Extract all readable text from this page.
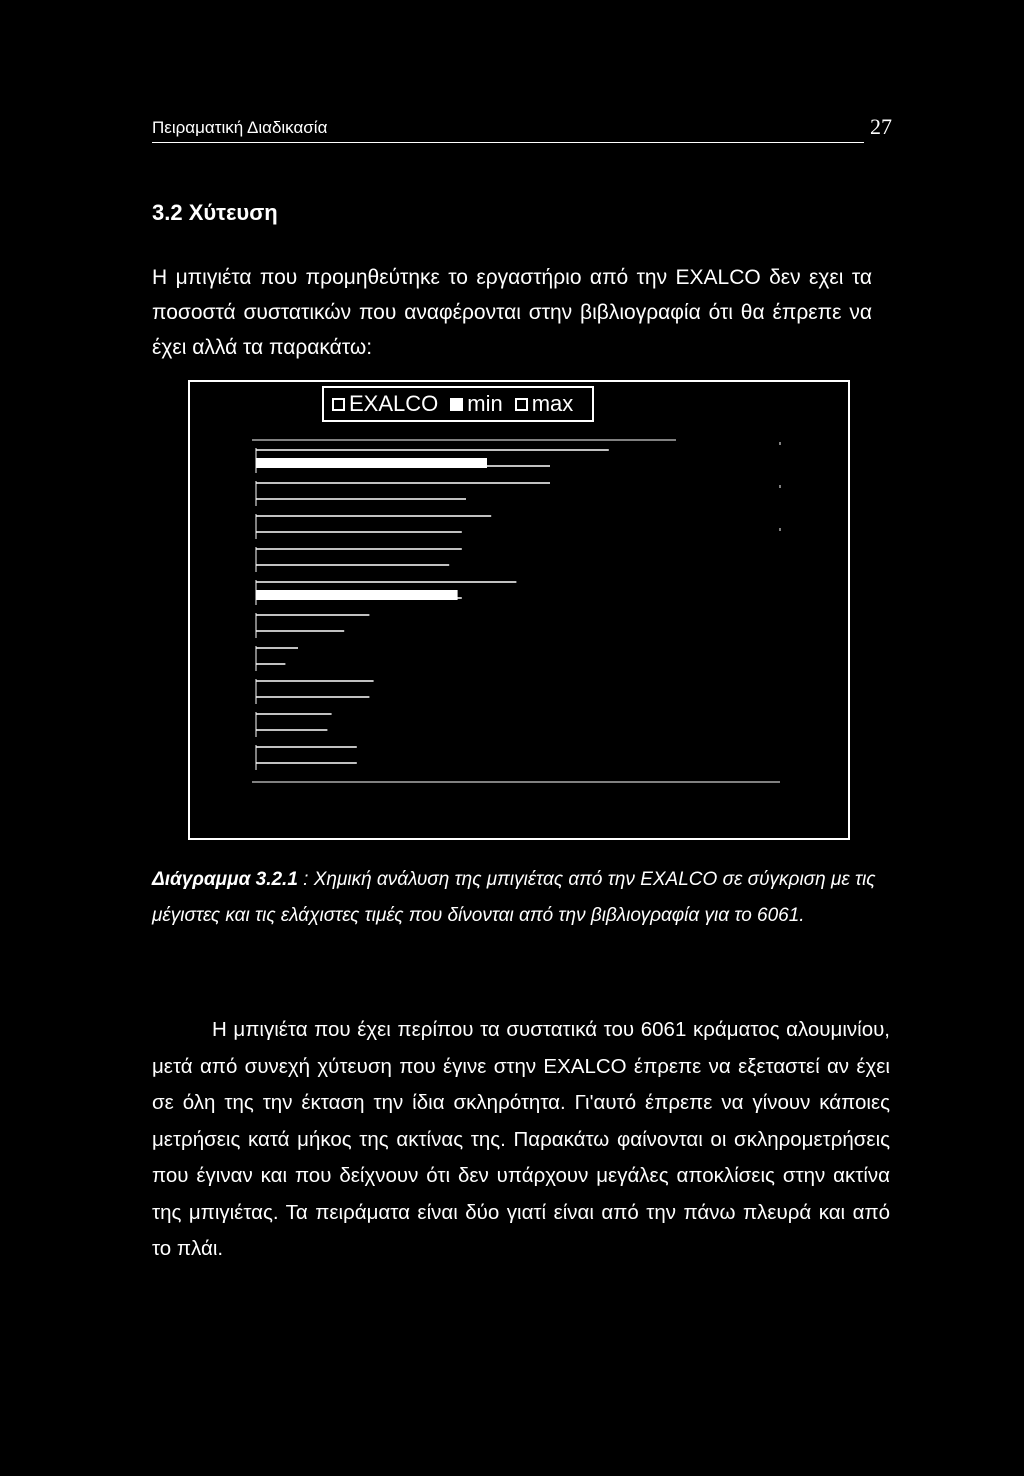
Πειραματική Διαδικασία	27
3.2 Χύτευση
Η μπιγιέτα που προμηθεύτηκε το εργαστήριο από την EXALCO δεν εχει τα ποσοστά συστατικών που αναφέρονται στην βιβλιογραφία ότι θα έπρεπε να έχει αλλά τα παρακάτω:
EXALCO min max
Διάγραμμα 3.2.1 : Χημική ανάλυση της μπιγιέτας από την EXALCO σε σύγκριση με τις μέγιστες και τις ελάχιστες τιμές που δίνονται από την βιβλιογραφία για το 6061.
Η μπιγιέτα που έχει περίπου τα συστατικά του 6061 κράματος αλουμινίου, μετά από συνεχή χύτευση που έγινε στην EXALCO έπρεπε να εξεταστεί αν έχει σε όλη της την έκταση την ίδια σκληρότητα. Γι'αυτό έπρεπε να γίνουν κάποιες μετρήσεις κατά μήκος της ακτίνας της. Παρακάτω φαίνονται οι σκληρομετρήσεις που έγιναν και που δείχνουν ότι δεν υπάρχουν μεγάλες αποκλίσεις στην ακτίνα της μπιγιέτας. Τα πειράματα είναι δύο γιατί είναι από την πάνω πλευρά και από το πλάι.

**WHAT THE TASK ASKS**
Gather all lines where the word "έπρεπε" appears.

**ANSWER TO THIS PROBLEM**
Η μπιγιέτα που προμηθεύτηκε το εργαστήριο από την EXALCO δεν εχει τα ποσοστά συστατικών που αναφέρονται στην βιβλιογραφία ότι θα έπρεπε να έχει αλλά τα παρακάτω:
Η μπιγιέτα που έχει περίπου τα συστατικά του 6061 κράματος αλουμινίου, μετά από συνεχή χύτευση που έγινε στην EXALCO έπρεπε να εξεταστεί αν έχει σε όλη της την έκταση την ίδια σκληρότητα. Γι'αυτό έπρεπε να γίνουν κάποιες μετρήσεις κατά μήκος της ακτίνας της. Παρακάτω φαίνονται οι σκληρομετρήσεις που έγιναν και που δείχνουν ότι δεν υπάρχουν μεγάλες αποκλίσεις στην ακτίνα της μπιγιέτας. Τα πειράματα είναι δύο γιατί είναι από την πάνω πλευρά και από το πλάι.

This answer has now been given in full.